EnFed: An Energy-aware Opportunistic Federated Learning in Resource Constrained Environments for Human Activity Recognition
Anwesha Mukherjee, Rajkumar Buyya
TL;DR
EnFed introduces an energy-aware opportunistic federated learning framework to support personalized human activity recognition when server connectivity or device battery is limited. The method leverages incentive-based handshakes with nearby devices to exchange and aggregate updated models, optimizing for accuracy while minimizing training time and energy on resource-constrained devices. By evaluating LSTM and MLP backbones on two activity datasets, EnFed achieves near state-of-the-art accuracy with substantial reductions in training time and energy compared to CFL and DFL, and significantly faster response times than cloud-only processing. This approach offers practical privacy-preserving, low-latency activity recognition suitable for mobile and edge environments, with clear avenues for future security and mobility enhancements.
Abstract
This paper proposes an energy-efficient federated learning method and its application in human activity monitoring and recognition. In the proposed approach, the device that needs a model for an application requests its nearby devices for collaboration. The nearby devices that accept the request, send their model updates to the requesting device. The device receives the model updates from the collaborators and performs aggregation to build its model. As mobile devices have limited battery life, the number of rounds is decided based on the desired accuracy level and battery level of the requesting device. The performance of the proposed approach is evaluated with respect to prediction accuracy, training time, training energy consumption of the device, and response time. We have used two different datasets for performance evaluation. The first dataset contains different types of physical activities and the respective calorie burn. The second dataset is a human activity recognition dataset that considers six types of physical activities. The experimental results show that using the proposed method the training time and training energy consumption of the device are reduced by approximately 59% and 19% for the first and second datasets respectively, than the decentralized federated learning approach, while using LSTM as the underlying data analysis model. The results also present that the proposed method reduces the training time and energy consumption by approximately 55% and 72% for the first and second datasets respectively, than the decentralized federated learning approach while using MLP as the underlying data analysis model.

### WORK REQUEST
Answer these questions using the EnFed text above:
(a) Which two backbone models are evaluated?
(b) What two factors determine the number of rounds?
(c) How many types of physical activities does the second dataset consider?

### EXTRACTED ENTRIES
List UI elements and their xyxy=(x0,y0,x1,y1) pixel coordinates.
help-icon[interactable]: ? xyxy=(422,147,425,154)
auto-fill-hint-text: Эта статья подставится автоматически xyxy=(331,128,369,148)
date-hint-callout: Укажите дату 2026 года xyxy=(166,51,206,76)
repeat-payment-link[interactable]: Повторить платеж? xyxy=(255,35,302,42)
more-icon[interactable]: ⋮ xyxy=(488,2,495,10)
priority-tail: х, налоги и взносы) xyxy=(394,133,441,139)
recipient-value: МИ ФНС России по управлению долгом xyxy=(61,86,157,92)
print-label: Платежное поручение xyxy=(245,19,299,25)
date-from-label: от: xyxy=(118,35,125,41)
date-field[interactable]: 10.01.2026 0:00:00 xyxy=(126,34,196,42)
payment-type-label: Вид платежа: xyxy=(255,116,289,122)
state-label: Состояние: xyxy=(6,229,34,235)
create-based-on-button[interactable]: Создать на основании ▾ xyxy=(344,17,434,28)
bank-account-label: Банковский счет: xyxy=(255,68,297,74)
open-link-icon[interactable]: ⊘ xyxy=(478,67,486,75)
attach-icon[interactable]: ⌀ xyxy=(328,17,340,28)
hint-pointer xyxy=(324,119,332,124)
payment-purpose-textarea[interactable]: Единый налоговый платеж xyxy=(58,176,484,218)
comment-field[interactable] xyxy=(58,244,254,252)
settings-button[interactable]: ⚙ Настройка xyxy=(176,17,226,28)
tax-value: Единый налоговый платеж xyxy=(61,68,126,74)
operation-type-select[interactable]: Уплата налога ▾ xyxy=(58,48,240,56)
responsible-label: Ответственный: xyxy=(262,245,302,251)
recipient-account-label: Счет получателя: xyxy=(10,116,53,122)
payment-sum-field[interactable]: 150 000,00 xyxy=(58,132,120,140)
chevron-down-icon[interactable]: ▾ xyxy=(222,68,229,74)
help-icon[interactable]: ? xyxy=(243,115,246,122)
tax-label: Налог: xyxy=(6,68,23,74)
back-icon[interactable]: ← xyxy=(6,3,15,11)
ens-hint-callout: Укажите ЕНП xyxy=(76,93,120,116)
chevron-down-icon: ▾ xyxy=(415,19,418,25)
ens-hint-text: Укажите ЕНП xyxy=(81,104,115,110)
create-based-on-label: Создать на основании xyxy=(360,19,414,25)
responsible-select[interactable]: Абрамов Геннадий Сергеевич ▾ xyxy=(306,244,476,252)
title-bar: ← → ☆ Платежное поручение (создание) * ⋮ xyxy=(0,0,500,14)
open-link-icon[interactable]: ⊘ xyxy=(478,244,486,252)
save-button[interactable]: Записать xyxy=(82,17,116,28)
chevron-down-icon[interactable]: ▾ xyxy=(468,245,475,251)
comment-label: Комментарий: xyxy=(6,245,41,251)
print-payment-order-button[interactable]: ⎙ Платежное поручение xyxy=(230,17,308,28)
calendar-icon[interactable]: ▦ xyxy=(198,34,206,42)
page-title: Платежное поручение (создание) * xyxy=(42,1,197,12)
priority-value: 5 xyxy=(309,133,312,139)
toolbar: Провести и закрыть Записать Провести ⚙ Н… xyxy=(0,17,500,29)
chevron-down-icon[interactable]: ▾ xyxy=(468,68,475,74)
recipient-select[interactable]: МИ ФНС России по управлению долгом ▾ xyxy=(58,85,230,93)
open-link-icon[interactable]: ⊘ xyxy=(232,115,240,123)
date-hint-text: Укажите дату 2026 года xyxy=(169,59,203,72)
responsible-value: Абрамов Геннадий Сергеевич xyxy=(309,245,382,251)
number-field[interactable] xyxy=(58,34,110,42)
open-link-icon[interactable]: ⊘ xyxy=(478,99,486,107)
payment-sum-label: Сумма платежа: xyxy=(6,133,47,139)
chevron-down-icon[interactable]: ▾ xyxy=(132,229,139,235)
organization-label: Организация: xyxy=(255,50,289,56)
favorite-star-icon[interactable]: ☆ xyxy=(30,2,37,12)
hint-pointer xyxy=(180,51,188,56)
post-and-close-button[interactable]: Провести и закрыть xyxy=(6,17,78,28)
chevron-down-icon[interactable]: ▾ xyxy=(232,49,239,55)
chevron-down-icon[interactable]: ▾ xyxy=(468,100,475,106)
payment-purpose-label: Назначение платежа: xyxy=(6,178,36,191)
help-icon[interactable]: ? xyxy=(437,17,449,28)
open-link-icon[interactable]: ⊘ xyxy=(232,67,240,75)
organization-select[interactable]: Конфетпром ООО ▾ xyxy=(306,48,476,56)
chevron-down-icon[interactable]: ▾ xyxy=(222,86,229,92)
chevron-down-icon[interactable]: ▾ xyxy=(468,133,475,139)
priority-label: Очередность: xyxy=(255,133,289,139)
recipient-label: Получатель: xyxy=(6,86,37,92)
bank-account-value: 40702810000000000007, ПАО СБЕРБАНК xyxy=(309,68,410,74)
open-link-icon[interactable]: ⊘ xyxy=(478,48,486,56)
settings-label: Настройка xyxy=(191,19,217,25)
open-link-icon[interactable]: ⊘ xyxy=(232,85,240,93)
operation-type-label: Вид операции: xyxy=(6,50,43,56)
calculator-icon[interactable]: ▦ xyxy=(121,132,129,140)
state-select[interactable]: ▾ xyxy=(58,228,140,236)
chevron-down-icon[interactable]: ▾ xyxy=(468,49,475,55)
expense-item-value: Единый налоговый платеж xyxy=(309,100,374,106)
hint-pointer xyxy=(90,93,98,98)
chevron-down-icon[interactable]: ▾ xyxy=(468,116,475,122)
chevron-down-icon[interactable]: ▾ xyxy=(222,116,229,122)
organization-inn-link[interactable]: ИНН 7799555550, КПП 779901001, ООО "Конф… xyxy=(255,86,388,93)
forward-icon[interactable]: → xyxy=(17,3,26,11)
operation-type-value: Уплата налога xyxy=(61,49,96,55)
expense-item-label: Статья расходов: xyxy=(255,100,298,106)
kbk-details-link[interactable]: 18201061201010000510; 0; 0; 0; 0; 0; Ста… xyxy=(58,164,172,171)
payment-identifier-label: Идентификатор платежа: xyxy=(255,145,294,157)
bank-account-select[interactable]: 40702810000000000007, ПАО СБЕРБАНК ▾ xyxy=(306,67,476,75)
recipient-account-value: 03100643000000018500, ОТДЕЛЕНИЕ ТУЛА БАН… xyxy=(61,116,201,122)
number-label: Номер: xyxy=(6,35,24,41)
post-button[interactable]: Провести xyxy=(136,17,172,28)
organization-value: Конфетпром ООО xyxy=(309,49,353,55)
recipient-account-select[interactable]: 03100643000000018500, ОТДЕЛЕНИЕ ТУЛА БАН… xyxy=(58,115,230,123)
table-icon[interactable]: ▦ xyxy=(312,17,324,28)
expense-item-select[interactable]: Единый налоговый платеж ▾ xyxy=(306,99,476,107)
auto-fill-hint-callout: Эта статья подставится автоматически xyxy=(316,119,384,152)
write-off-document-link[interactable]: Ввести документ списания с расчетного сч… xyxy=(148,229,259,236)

### ANSWER BELOW
(a) LSTM and MLP.
(b) The desired accuracy level and the battery level of the requesting device.
(c) Six.